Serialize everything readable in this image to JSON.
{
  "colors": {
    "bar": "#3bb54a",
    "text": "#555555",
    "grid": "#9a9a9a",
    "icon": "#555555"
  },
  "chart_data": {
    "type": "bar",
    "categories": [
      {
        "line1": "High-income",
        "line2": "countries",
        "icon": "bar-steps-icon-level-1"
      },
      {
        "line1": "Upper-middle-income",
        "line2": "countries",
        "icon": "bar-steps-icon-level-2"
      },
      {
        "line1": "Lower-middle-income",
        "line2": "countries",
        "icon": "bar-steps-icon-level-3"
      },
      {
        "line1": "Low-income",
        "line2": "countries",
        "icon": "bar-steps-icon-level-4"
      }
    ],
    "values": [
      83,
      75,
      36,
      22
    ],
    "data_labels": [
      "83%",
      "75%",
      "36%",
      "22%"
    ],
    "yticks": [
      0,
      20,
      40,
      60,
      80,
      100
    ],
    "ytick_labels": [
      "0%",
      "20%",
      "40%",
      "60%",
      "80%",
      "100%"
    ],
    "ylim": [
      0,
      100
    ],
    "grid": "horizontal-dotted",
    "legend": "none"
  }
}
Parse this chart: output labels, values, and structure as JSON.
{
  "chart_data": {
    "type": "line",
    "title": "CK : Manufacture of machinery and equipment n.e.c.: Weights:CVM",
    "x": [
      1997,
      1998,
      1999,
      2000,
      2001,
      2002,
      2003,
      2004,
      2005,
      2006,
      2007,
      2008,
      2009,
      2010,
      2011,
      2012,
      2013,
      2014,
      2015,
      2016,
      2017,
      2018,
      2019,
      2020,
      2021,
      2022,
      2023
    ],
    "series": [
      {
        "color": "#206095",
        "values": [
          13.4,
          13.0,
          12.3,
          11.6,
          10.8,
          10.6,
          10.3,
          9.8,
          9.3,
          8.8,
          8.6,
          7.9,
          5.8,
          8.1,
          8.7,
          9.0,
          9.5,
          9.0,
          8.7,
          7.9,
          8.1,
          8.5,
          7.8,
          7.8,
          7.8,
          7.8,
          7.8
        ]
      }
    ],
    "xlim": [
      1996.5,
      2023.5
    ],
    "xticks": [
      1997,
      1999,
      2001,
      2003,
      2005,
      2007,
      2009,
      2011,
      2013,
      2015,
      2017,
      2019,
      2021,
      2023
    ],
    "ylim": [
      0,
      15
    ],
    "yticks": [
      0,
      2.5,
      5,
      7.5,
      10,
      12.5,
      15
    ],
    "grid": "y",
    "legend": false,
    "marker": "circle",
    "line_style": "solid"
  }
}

=======

■ What this task involves:
Output the listing above exactly as it appears.

■ Answer in full:
Serialize everything readable in this image to JSON.
{
  "colors": {
    "bar": "#3bb54a",
    "text": "#555555",
    "grid": "#9a9a9a",
    "icon": "#555555"
  },
  "chart_data": {
    "type": "bar",
    "categories": [
      {
        "line1": "High-income",
        "line2": "countries",
        "icon": "bar-steps-icon-level-1"
      },
      {
        "line1": "Upper-middle-income",
        "line2": "countries",
        "icon": "bar-steps-icon-level-2"
      },
      {
        "line1": "Lower-middle-income",
        "line2": "countries",
        "icon": "bar-steps-icon-level-3"
      },
      {
        "line1": "Low-income",
        "line2": "countries",
        "icon": "bar-steps-icon-level-4"
      }
    ],
    "values": [
      83,
      75,
      36,
      22
    ],
    "data_labels": [
      "83%",
      "75%",
      "36%",
      "22%"
    ],
    "yticks": [
      0,
      20,
      40,
      60,
      80,
      100
    ],
    "ytick_labels": [
      "0%",
      "20%",
      "40%",
      "60%",
      "80%",
      "100%"
    ],
    "ylim": [
      0,
      100
    ],
    "grid": "horizontal-dotted",
    "legend": "none"
  }
}
Parse this chart: output labels, values, and structure as JSON.
{
  "chart_data": {
    "type": "line",
    "title": "CK : Manufacture of machinery and equipment n.e.c.: Weights:CVM",
    "x": [
      1997,
      1998,
      1999,
      2000,
      2001,
      2002,
      2003,
      2004,
      2005,
      2006,
      2007,
      2008,
      2009,
      2010,
      2011,
      2012,
      2013,
      2014,
      2015,
      2016,
      2017,
      2018,
      2019,
      2020,
      2021,
      2022,
      2023
    ],
    "series": [
      {
        "color": "#206095",
        "values": [
          13.4,
          13.0,
          12.3,
          11.6,
          10.8,
          10.6,
          10.3,
          9.8,
          9.3,
          8.8,
          8.6,
          7.9,
          5.8,
          8.1,
          8.7,
          9.0,
          9.5,
          9.0,
          8.7,
          7.9,
          8.1,
          8.5,
          7.8,
          7.8,
          7.8,
          7.8,
          7.8
        ]
      }
    ],
    "xlim": [
      1996.5,
      2023.5
    ],
    "xticks": [
      1997,
      1999,
      2001,
      2003,
      2005,
      2007,
      2009,
      2011,
      2013,
      2015,
      2017,
      2019,
      2021,
      2023
    ],
    "ylim": [
      0,
      15
    ],
    "yticks": [
      0,
      2.5,
      5,
      7.5,
      10,
      12.5,
      15
    ],
    "grid": "y",
    "legend": false,
    "marker": "circle",
    "line_style": "solid"
  }
}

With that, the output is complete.